Repeat each entry as written, dropping any picture you find.

Records about charts and figures
+---+
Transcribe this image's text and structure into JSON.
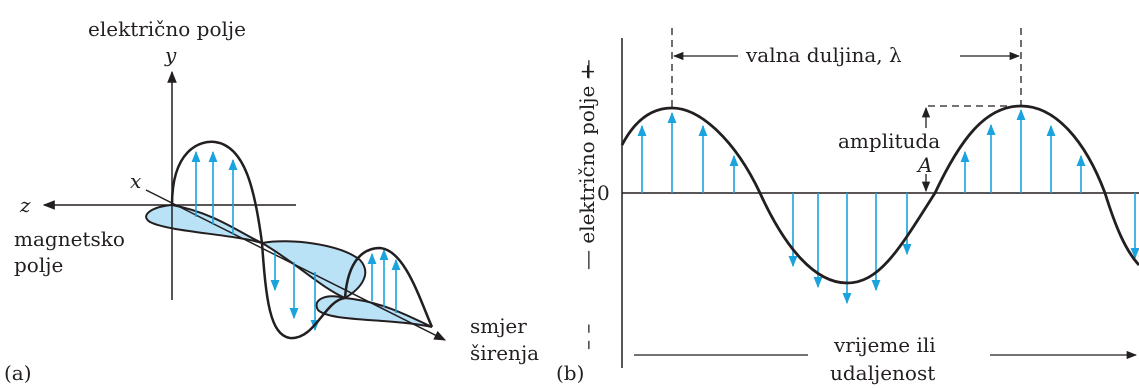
{
  "panel_a": {
    "tag": "(a)",
    "electric_field_label": "električno polje",
    "y_axis": "y",
    "x_axis": "x",
    "z_axis": "z",
    "magnetic_field_label_line1": "magnetsko",
    "magnetic_field_label_line2": "polje",
    "direction_label_line1": "smjer",
    "direction_label_line2": "širenja"
  },
  "panel_b": {
    "tag": "(b)",
    "wavelength_label": "valna duljina, λ",
    "amplitude_label": "amplituda",
    "amplitude_symbol": "A",
    "zero_label": "0",
    "y_axis_label": "— električno polje —",
    "y_plus": "+",
    "y_minus": "– –",
    "time_label_line1": "vrijeme ili",
    "time_label_line2": "udaljenost"
  },
  "colors": {
    "wave": "#231f20",
    "vector": "#1aa3dd",
    "magnetic_fill": "#b9e2f6",
    "text": "#231f20"
  }
}
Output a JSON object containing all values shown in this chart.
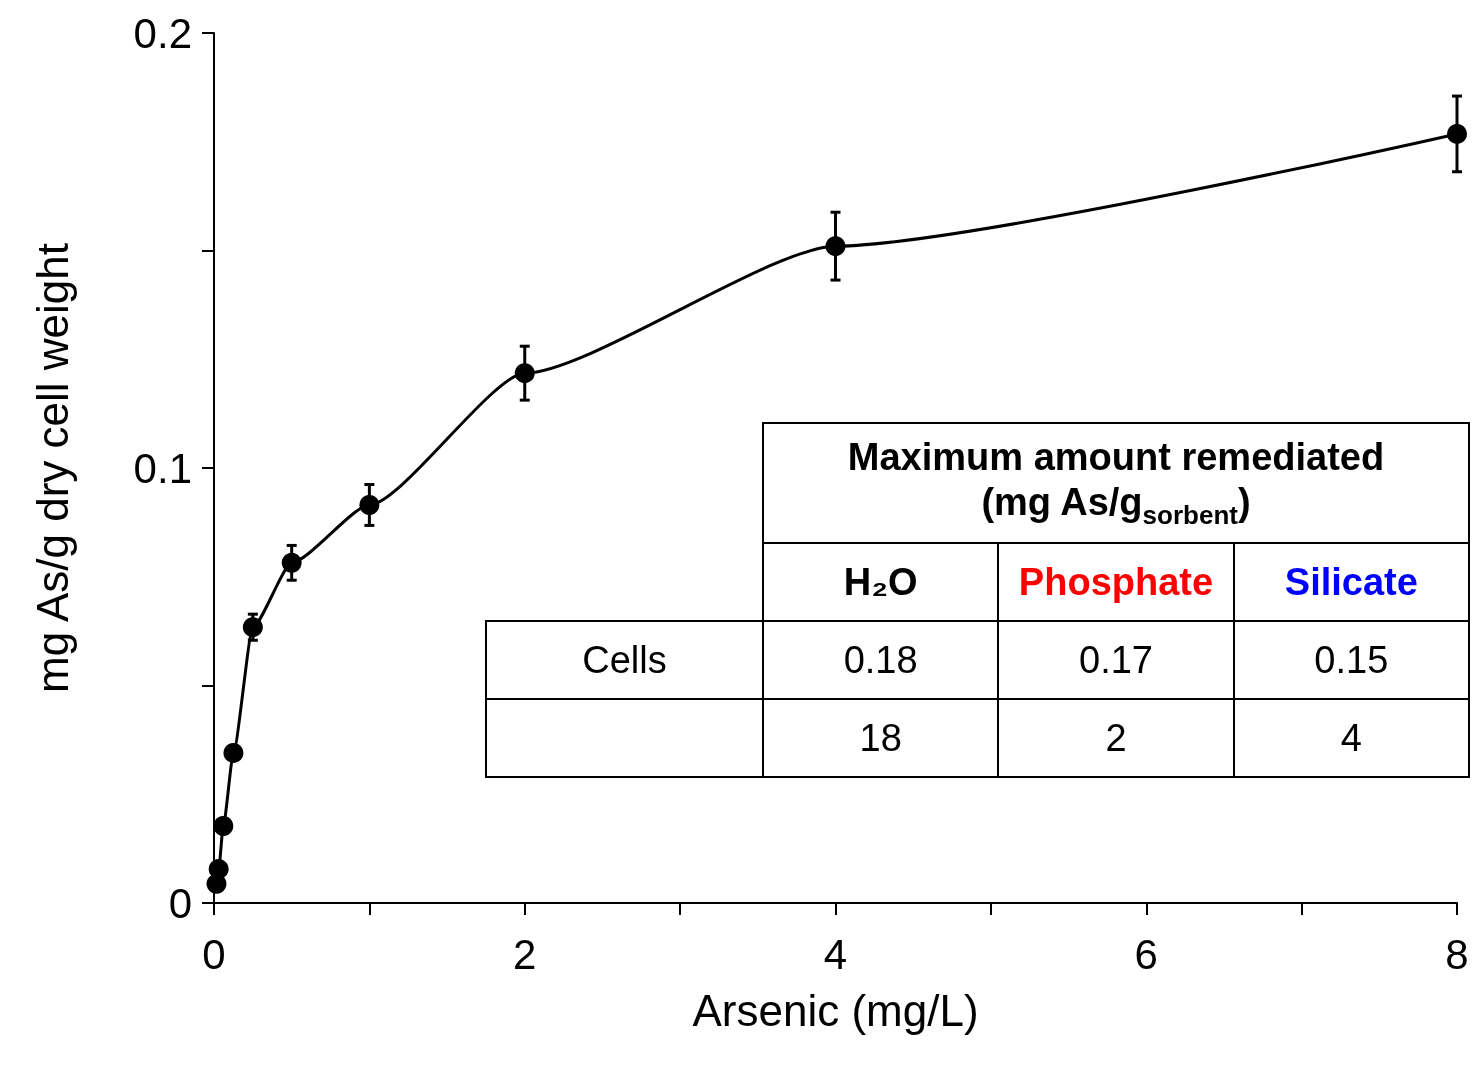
{
  "chart_data": {
    "type": "line",
    "xlabel": "Arsenic (mg/L)",
    "ylabel": "mg As/g dry cell weight",
    "x": [
      0.016,
      0.03,
      0.06,
      0.125,
      0.25,
      0.5,
      1,
      2,
      4,
      8
    ],
    "series": [
      {
        "color": "#000000",
        "values": [
          0.0044,
          0.0078,
          0.0177,
          0.0345,
          0.0634,
          0.0782,
          0.0915,
          0.1218,
          0.151,
          0.1768
        ],
        "errors": [
          null,
          null,
          null,
          null,
          0.003,
          0.004,
          0.0047,
          0.0062,
          0.0078,
          0.0087
        ]
      }
    ],
    "xlim": [
      0,
      8
    ],
    "xticks": [
      0,
      {
        "value": 1,
        "label": null
      },
      2,
      {
        "value": 3,
        "label": null
      },
      4,
      {
        "value": 5,
        "label": null
      },
      6,
      {
        "value": 7,
        "label": null
      },
      8
    ],
    "ylim": [
      0,
      0.2
    ],
    "yticks": [
      0,
      {
        "value": 0.05,
        "label": null
      },
      0.1,
      {
        "value": 0.15,
        "label": null
      },
      0.2
    ],
    "grid": false,
    "marker": "circle",
    "line_style": "solid",
    "annotations": [
      "Maximum amount remediated (mg As/g$_{sorbent}$)",
      "H₂O",
      "Phosphate",
      "Silicate",
      "Cells",
      "0.18",
      "0.17",
      "0.15",
      "18",
      "2",
      "4"
    ]
  }
}
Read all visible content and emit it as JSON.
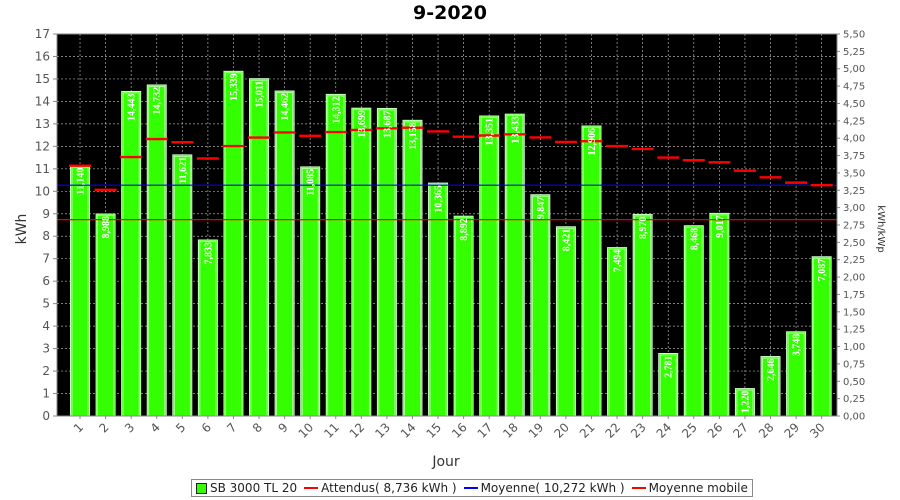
{
  "title": "9-2020",
  "chart_data": {
    "type": "bar",
    "title": "9-2020",
    "xlabel": "Jour",
    "ylabel": "kWh",
    "y2label": "kWh/kWp",
    "ylim": [
      0,
      17
    ],
    "y2lim": [
      0,
      5.5
    ],
    "yticks": [
      "0",
      "1",
      "2",
      "3",
      "4",
      "5",
      "6",
      "7",
      "8",
      "9",
      "10",
      "11",
      "12",
      "13",
      "14",
      "15",
      "16",
      "17"
    ],
    "y2ticks": [
      "0,00",
      "0,25",
      "0,50",
      "0,75",
      "1,00",
      "1,25",
      "1,50",
      "1,75",
      "2,00",
      "2,25",
      "2,50",
      "2,75",
      "3,00",
      "3,25",
      "3,50",
      "3,75",
      "4,00",
      "4,25",
      "4,50",
      "4,75",
      "5,00",
      "5,25",
      "5,50"
    ],
    "categories": [
      "1",
      "2",
      "3",
      "4",
      "5",
      "6",
      "7",
      "8",
      "9",
      "10",
      "11",
      "12",
      "13",
      "14",
      "15",
      "16",
      "17",
      "18",
      "19",
      "20",
      "21",
      "22",
      "23",
      "24",
      "25",
      "26",
      "27",
      "28",
      "29",
      "30"
    ],
    "series": [
      {
        "name": "SB 3000 TL 20",
        "type": "bar",
        "color": "#33ff00",
        "values": [
          11.14,
          8.988,
          14.443,
          14.732,
          11.621,
          7.833,
          15.339,
          15.011,
          14.462,
          11.085,
          14.312,
          13.699,
          13.687,
          13.158,
          10.365,
          8.892,
          13.351,
          13.433,
          9.847,
          8.421,
          12.906,
          7.494,
          8.97,
          2.781,
          8.468,
          9.017,
          1.22,
          2.646,
          3.748,
          7.087
        ],
        "labels": [
          "11,140",
          "8,988",
          "14,443",
          "14,732",
          "11,621",
          "7,833",
          "15,339",
          "15,011",
          "14,462",
          "11,085",
          "14,312",
          "13,699",
          "13,687",
          "13,158",
          "10,365",
          "8,892",
          "13,351",
          "13,433",
          "9,847",
          "8,421",
          "12,906",
          "7,494",
          "8,970",
          "2,781",
          "8,468",
          "9,017",
          "1,220",
          "2,646",
          "3,748",
          "7,087"
        ]
      },
      {
        "name": "Attendus( 8,736 kWh )",
        "type": "line",
        "color": "#ff0000",
        "value": 8.736
      },
      {
        "name": "Moyenne( 10,272 kWh )",
        "type": "line",
        "color": "#0000ff",
        "value": 10.272
      },
      {
        "name": "Moyenne mobile",
        "type": "step",
        "color": "#ff0000",
        "values": [
          11.14,
          10.064,
          11.524,
          12.326,
          12.185,
          11.459,
          12.013,
          12.389,
          12.619,
          12.466,
          12.634,
          12.73,
          12.804,
          12.829,
          12.665,
          12.429,
          12.483,
          12.537,
          12.395,
          12.196,
          12.23,
          12.015,
          11.883,
          11.503,
          11.382,
          11.291,
          10.918,
          10.623,
          10.386,
          10.272
        ]
      }
    ],
    "legend": [
      "SB 3000 TL 20",
      "Attendus( 8,736 kWh )",
      "Moyenne( 10,272 kWh )",
      "Moyenne mobile"
    ],
    "legend_position": "bottom",
    "background": "#000000",
    "grid": true
  }
}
+---+
* **Solution to this problem**
Transcribe this image's text and structure into JSON.
{
  "panel_a": {
    "tag": "(a)",
    "electric_field_label": "električno polje",
    "y_axis": "y",
    "x_axis": "x",
    "z_axis": "z",
    "magnetic_field_label_line1": "magnetsko",
    "magnetic_field_label_line2": "polje",
    "direction_label_line1": "smjer",
    "direction_label_line2": "širenja"
  },
  "panel_b": {
    "tag": "(b)",
    "wavelength_label": "valna duljina, λ",
    "amplitude_label": "amplituda",
    "amplitude_symbol": "A",
    "zero_label": "0",
    "y_axis_label": "— električno polje —",
    "y_plus": "+",
    "y_minus": "– –",
    "time_label_line1": "vrijeme ili",
    "time_label_line2": "udaljenost"
  },
  "colors": {
    "wave": "#231f20",
    "vector": "#1aa3dd",
    "magnetic_fill": "#b9e2f6",
    "text": "#231f20"
  }
}
Output a JSON object containing all values shown in this chart.
{
  "chart_data": {
    "type": "line",
    "xlabel": "Arsenic (mg/L)",
    "ylabel": "mg As/g dry cell weight",
    "x": [
      0.016,
      0.03,
      0.06,
      0.125,
      0.25,
      0.5,
      1,
      2,
      4,
      8
    ],
    "series": [
      {
        "color": "#000000",
        "values": [
          0.0044,
          0.0078,
          0.0177,
          0.0345,
          0.0634,
          0.0782,
          0.0915,
          0.1218,
          0.151,
          0.1768
        ],
        "errors": [
          null,
          null,
          null,
          null,
          0.003,
          0.004,
          0.0047,
          0.0062,
          0.0078,
          0.0087
        ]
      }
    ],
    "xlim": [
      0,
      8
    ],
    "xticks": [
      0,
      {
        "value": 1,
        "label": null
      },
      2,
      {
        "value": 3,
        "label": null
      },
      4,
      {
        "value": 5,
        "label": null
      },
      6,
      {
        "value": 7,
        "label": null
      },
      8
    ],
    "ylim": [
      0,
      0.2
    ],
    "yticks": [
      0,
      {
        "value": 0.05,
        "label": null
      },
      0.1,
      {
        "value": 0.15,
        "label": null
      },
      0.2
    ],
    "grid": false,
    "marker": "circle",
    "line_style": "solid",
    "annotations": [
      "Maximum amount remediated (mg As/g$_{sorbent}$)",
      "H₂O",
      "Phosphate",
      "Silicate",
      "Cells",
      "0.18",
      "0.17",
      "0.15",
      "18",
      "2",
      "4"
    ]
  }
}
Read all visible content and emit it as JSON.
{
  "title": "9-2020",
  "chart_data": {
    "type": "bar",
    "title": "9-2020",
    "xlabel": "Jour",
    "ylabel": "kWh",
    "y2label": "kWh/kWp",
    "ylim": [
      0,
      17
    ],
    "y2lim": [
      0,
      5.5
    ],
    "yticks": [
      "0",
      "1",
      "2",
      "3",
      "4",
      "5",
      "6",
      "7",
      "8",
      "9",
      "10",
      "11",
      "12",
      "13",
      "14",
      "15",
      "16",
      "17"
    ],
    "y2ticks": [
      "0,00",
      "0,25",
      "0,50",
      "0,75",
      "1,00",
      "1,25",
      "1,50",
      "1,75",
      "2,00",
      "2,25",
      "2,50",
      "2,75",
      "3,00",
      "3,25",
      "3,50",
      "3,75",
      "4,00",
      "4,25",
      "4,50",
      "4,75",
      "5,00",
      "5,25",
      "5,50"
    ],
    "categories": [
      "1",
      "2",
      "3",
      "4",
      "5",
      "6",
      "7",
      "8",
      "9",
      "10",
      "11",
      "12",
      "13",
      "14",
      "15",
      "16",
      "17",
      "18",
      "19",
      "20",
      "21",
      "22",
      "23",
      "24",
      "25",
      "26",
      "27",
      "28",
      "29",
      "30"
    ],
    "series": [
      {
        "name": "SB 3000 TL 20",
        "type": "bar",
        "color": "#33ff00",
        "values": [
          11.14,
          8.988,
          14.443,
          14.732,
          11.621,
          7.833,
          15.339,
          15.011,
          14.462,
          11.085,
          14.312,
          13.699,
          13.687,
          13.158,
          10.365,
          8.892,
          13.351,
          13.433,
          9.847,
          8.421,
          12.906,
          7.494,
          8.97,
          2.781,
          8.468,
          9.017,
          1.22,
          2.646,
          3.748,
          7.087
        ],
        "labels": [
          "11,140",
          "8,988",
          "14,443",
          "14,732",
          "11,621",
          "7,833",
          "15,339",
          "15,011",
          "14,462",
          "11,085",
          "14,312",
          "13,699",
          "13,687",
          "13,158",
          "10,365",
          "8,892",
          "13,351",
          "13,433",
          "9,847",
          "8,421",
          "12,906",
          "7,494",
          "8,970",
          "2,781",
          "8,468",
          "9,017",
          "1,220",
          "2,646",
          "3,748",
          "7,087"
        ]
      },
      {
        "name": "Attendus( 8,736 kWh )",
        "type": "line",
        "color": "#ff0000",
        "value": 8.736
      },
      {
        "name": "Moyenne( 10,272 kWh )",
        "type": "line",
        "color": "#0000ff",
        "value": 10.272
      },
      {
        "name": "Moyenne mobile",
        "type": "step",
        "color": "#ff0000",
        "values": [
          11.14,
          10.064,
          11.524,
          12.326,
          12.185,
          11.459,
          12.013,
          12.389,
          12.619,
          12.466,
          12.634,
          12.73,
          12.804,
          12.829,
          12.665,
          12.429,
          12.483,
          12.537,
          12.395,
          12.196,
          12.23,
          12.015,
          11.883,
          11.503,
          11.382,
          11.291,
          10.918,
          10.623,
          10.386,
          10.272
        ]
      }
    ],
    "legend": [
      "SB 3000 TL 20",
      "Attendus( 8,736 kWh )",
      "Moyenne( 10,272 kWh )",
      "Moyenne mobile"
    ],
    "legend_position": "bottom",
    "background": "#000000",
    "grid": true
  }
}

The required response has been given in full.